Page content transcription data:
====

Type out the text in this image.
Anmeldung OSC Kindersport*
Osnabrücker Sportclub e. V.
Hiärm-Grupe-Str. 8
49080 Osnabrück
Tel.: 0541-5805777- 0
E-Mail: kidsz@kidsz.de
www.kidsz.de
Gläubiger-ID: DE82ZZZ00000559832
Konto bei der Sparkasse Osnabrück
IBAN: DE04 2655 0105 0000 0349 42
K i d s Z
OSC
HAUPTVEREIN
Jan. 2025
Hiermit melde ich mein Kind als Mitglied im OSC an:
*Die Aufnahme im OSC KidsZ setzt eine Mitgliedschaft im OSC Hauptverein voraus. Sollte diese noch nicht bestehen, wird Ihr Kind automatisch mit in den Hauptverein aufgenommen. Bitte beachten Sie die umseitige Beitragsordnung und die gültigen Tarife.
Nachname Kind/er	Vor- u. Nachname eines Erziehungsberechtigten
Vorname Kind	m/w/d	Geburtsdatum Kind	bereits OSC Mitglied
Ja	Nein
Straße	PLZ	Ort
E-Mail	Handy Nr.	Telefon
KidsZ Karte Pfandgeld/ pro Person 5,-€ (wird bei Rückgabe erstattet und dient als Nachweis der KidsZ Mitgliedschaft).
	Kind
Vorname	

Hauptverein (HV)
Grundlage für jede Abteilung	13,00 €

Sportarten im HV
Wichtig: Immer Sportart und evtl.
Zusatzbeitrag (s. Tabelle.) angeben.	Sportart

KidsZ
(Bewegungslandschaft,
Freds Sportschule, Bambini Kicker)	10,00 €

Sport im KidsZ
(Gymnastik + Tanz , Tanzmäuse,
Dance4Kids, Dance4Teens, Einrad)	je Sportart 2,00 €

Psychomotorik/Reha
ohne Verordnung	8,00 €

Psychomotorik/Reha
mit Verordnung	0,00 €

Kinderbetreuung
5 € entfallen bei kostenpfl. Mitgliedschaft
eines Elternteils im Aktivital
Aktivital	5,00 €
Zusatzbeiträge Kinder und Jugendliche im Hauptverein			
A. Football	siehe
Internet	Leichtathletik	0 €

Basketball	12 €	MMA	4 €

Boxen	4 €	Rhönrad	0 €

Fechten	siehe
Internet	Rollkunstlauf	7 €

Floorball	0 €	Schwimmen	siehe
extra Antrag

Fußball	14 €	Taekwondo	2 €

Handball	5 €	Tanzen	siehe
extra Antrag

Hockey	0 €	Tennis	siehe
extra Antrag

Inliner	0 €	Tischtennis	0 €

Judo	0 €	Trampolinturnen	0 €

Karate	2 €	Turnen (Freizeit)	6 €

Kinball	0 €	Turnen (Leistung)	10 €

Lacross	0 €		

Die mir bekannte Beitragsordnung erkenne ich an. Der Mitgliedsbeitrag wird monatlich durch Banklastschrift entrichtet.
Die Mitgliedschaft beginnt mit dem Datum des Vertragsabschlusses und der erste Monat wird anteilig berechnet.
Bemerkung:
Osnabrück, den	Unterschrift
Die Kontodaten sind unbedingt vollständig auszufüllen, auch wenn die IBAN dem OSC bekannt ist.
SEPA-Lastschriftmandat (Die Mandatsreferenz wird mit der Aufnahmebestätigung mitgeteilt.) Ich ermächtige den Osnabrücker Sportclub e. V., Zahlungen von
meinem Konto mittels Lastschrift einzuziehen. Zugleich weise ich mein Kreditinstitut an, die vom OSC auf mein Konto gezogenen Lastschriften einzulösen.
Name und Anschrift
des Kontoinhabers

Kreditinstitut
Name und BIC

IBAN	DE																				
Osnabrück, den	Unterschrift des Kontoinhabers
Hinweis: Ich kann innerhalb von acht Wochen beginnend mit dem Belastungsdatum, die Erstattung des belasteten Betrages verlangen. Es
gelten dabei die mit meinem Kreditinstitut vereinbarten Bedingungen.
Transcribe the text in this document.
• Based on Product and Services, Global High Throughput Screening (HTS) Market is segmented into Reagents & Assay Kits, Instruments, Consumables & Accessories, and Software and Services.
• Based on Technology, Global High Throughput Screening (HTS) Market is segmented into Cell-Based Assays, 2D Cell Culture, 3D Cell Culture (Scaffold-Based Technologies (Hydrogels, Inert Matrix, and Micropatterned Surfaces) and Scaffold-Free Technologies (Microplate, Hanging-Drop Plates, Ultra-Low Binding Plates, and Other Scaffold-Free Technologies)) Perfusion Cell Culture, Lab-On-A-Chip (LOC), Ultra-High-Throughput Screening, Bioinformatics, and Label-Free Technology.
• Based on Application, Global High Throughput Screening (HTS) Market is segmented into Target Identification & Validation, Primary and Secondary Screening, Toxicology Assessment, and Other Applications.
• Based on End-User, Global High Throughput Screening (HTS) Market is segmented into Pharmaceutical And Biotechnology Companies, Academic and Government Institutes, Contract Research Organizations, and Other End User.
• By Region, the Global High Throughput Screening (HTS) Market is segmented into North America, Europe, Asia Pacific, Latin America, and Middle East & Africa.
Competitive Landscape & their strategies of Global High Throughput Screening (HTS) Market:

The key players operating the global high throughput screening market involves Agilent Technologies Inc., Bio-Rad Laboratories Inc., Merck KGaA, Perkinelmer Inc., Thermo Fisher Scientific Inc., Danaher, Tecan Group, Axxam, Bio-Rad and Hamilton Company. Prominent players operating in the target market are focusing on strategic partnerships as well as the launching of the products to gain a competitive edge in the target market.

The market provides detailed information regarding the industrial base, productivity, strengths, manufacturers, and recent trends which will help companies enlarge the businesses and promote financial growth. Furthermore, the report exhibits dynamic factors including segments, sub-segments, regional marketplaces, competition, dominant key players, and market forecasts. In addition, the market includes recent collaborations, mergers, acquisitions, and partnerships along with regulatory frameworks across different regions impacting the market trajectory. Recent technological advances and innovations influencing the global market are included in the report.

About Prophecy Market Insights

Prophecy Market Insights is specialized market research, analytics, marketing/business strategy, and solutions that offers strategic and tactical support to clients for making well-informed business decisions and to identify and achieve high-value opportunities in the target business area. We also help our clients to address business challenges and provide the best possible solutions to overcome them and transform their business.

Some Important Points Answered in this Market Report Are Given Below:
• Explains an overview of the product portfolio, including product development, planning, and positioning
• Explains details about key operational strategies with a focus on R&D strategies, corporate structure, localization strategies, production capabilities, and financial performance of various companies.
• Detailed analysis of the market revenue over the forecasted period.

====

Wherever a line in the entries above holds "text", copy that line.

Type out the text in this image.
Transcribe the text in this document.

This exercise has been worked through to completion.